Requirements
Every record here should be printed again exactly.

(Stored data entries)
▶
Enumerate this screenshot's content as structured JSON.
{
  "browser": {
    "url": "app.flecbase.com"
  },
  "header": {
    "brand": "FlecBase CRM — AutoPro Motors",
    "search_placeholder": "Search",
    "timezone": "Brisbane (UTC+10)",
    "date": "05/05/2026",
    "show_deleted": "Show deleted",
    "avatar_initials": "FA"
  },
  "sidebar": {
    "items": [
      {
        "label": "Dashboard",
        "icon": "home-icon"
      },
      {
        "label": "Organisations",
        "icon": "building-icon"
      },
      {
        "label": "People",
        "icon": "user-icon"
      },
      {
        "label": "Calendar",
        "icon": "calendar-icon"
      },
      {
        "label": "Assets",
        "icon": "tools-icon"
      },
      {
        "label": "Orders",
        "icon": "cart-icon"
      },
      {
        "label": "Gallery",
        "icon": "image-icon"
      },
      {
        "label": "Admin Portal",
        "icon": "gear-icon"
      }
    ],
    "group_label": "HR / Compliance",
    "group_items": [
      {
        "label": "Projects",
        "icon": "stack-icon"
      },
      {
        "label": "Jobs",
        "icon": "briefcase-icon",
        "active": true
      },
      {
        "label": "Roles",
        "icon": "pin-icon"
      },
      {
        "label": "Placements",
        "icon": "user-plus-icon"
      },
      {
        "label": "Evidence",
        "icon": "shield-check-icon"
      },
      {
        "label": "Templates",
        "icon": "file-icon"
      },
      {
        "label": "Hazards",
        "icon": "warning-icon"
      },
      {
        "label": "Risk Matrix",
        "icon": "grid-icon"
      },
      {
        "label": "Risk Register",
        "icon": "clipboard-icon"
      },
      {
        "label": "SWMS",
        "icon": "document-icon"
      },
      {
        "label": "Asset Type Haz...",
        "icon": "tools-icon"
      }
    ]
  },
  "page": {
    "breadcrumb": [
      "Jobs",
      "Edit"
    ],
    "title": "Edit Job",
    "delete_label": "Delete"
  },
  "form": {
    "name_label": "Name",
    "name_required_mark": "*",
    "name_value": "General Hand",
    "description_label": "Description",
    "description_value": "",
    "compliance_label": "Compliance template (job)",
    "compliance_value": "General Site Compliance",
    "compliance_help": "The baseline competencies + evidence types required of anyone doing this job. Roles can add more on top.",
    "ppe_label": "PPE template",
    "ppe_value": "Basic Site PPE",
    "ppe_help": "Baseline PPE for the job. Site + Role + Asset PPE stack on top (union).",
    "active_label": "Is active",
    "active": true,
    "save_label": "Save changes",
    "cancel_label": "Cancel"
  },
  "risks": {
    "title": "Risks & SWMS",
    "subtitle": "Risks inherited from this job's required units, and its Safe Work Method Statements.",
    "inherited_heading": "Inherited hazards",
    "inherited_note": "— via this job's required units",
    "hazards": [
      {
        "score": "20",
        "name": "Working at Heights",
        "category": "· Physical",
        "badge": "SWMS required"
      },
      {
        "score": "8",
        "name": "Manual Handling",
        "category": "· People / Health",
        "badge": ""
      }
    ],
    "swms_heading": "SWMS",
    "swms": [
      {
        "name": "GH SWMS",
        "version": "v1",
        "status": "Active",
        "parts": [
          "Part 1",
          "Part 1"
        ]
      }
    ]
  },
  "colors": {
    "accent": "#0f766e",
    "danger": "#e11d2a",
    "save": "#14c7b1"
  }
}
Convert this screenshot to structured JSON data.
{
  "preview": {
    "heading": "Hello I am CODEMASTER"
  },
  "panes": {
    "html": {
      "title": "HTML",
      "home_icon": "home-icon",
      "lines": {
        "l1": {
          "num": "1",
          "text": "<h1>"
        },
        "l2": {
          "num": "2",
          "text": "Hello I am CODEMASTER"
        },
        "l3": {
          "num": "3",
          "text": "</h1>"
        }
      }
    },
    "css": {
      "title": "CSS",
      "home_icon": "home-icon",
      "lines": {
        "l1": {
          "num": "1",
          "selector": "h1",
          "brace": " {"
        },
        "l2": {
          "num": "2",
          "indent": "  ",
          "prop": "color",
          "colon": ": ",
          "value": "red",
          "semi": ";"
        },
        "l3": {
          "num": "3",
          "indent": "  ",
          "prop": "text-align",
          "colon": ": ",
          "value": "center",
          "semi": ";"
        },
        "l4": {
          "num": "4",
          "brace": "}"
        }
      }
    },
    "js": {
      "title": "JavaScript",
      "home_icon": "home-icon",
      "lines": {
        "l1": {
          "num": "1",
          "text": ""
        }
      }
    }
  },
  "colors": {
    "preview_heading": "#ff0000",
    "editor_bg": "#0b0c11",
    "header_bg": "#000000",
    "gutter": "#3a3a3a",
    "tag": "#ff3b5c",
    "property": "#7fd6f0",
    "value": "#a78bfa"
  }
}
◀
Problem solution
Enumerate this screenshot's content as structured JSON.
{
  "browser": {
    "url": "app.flecbase.com"
  },
  "header": {
    "brand": "FlecBase CRM — AutoPro Motors",
    "search_placeholder": "Search",
    "timezone": "Brisbane (UTC+10)",
    "date": "05/05/2026",
    "show_deleted": "Show deleted",
    "avatar_initials": "FA"
  },
  "sidebar": {
    "items": [
      {
        "label": "Dashboard",
        "icon": "home-icon"
      },
      {
        "label": "Organisations",
        "icon": "building-icon"
      },
      {
        "label": "People",
        "icon": "user-icon"
      },
      {
        "label": "Calendar",
        "icon": "calendar-icon"
      },
      {
        "label": "Assets",
        "icon": "tools-icon"
      },
      {
        "label": "Orders",
        "icon": "cart-icon"
      },
      {
        "label": "Gallery",
        "icon": "image-icon"
      },
      {
        "label": "Admin Portal",
        "icon": "gear-icon"
      }
    ],
    "group_label": "HR / Compliance",
    "group_items": [
      {
        "label": "Projects",
        "icon": "stack-icon"
      },
      {
        "label": "Jobs",
        "icon": "briefcase-icon",
        "active": true
      },
      {
        "label": "Roles",
        "icon": "pin-icon"
      },
      {
        "label": "Placements",
        "icon": "user-plus-icon"
      },
      {
        "label": "Evidence",
        "icon": "shield-check-icon"
      },
      {
        "label": "Templates",
        "icon": "file-icon"
      },
      {
        "label": "Hazards",
        "icon": "warning-icon"
      },
      {
        "label": "Risk Matrix",
        "icon": "grid-icon"
      },
      {
        "label": "Risk Register",
        "icon": "clipboard-icon"
      },
      {
        "label": "SWMS",
        "icon": "document-icon"
      },
      {
        "label": "Asset Type Haz...",
        "icon": "tools-icon"
      }
    ]
  },
  "page": {
    "breadcrumb": [
      "Jobs",
      "Edit"
    ],
    "title": "Edit Job",
    "delete_label": "Delete"
  },
  "form": {
    "name_label": "Name",
    "name_required_mark": "*",
    "name_value": "General Hand",
    "description_label": "Description",
    "description_value": "",
    "compliance_label": "Compliance template (job)",
    "compliance_value": "General Site Compliance",
    "compliance_help": "The baseline competencies + evidence types required of anyone doing this job. Roles can add more on top.",
    "ppe_label": "PPE template",
    "ppe_value": "Basic Site PPE",
    "ppe_help": "Baseline PPE for the job. Site + Role + Asset PPE stack on top (union).",
    "active_label": "Is active",
    "active": true,
    "save_label": "Save changes",
    "cancel_label": "Cancel"
  },
  "risks": {
    "title": "Risks & SWMS",
    "subtitle": "Risks inherited from this job's required units, and its Safe Work Method Statements.",
    "inherited_heading": "Inherited hazards",
    "inherited_note": "— via this job's required units",
    "hazards": [
      {
        "score": "20",
        "name": "Working at Heights",
        "category": "· Physical",
        "badge": "SWMS required"
      },
      {
        "score": "8",
        "name": "Manual Handling",
        "category": "· People / Health",
        "badge": ""
      }
    ],
    "swms_heading": "SWMS",
    "swms": [
      {
        "name": "GH SWMS",
        "version": "v1",
        "status": "Active",
        "parts": [
          "Part 1",
          "Part 1"
        ]
      }
    ]
  },
  "colors": {
    "accent": "#0f766e",
    "danger": "#e11d2a",
    "save": "#14c7b1"
  }
}
Convert this screenshot to structured JSON data.
{
  "preview": {
    "heading": "Hello I am CODEMASTER"
  },
  "panes": {
    "html": {
      "title": "HTML",
      "home_icon": "home-icon",
      "lines": {
        "l1": {
          "num": "1",
          "text": "<h1>"
        },
        "l2": {
          "num": "2",
          "text": "Hello I am CODEMASTER"
        },
        "l3": {
          "num": "3",
          "text": "</h1>"
        }
      }
    },
    "css": {
      "title": "CSS",
      "home_icon": "home-icon",
      "lines": {
        "l1": {
          "num": "1",
          "selector": "h1",
          "brace": " {"
        },
        "l2": {
          "num": "2",
          "indent": "  ",
          "prop": "color",
          "colon": ": ",
          "value": "red",
          "semi": ";"
        },
        "l3": {
          "num": "3",
          "indent": "  ",
          "prop": "text-align",
          "colon": ": ",
          "value": "center",
          "semi": ";"
        },
        "l4": {
          "num": "4",
          "brace": "}"
        }
      }
    },
    "js": {
      "title": "JavaScript",
      "home_icon": "home-icon",
      "lines": {
        "l1": {
          "num": "1",
          "text": ""
        }
      }
    }
  },
  "colors": {
    "preview_heading": "#ff0000",
    "editor_bg": "#0b0c11",
    "header_bg": "#000000",
    "gutter": "#3a3a3a",
    "tag": "#ff3b5c",
    "property": "#7fd6f0",
    "value": "#a78bfa"
  }
}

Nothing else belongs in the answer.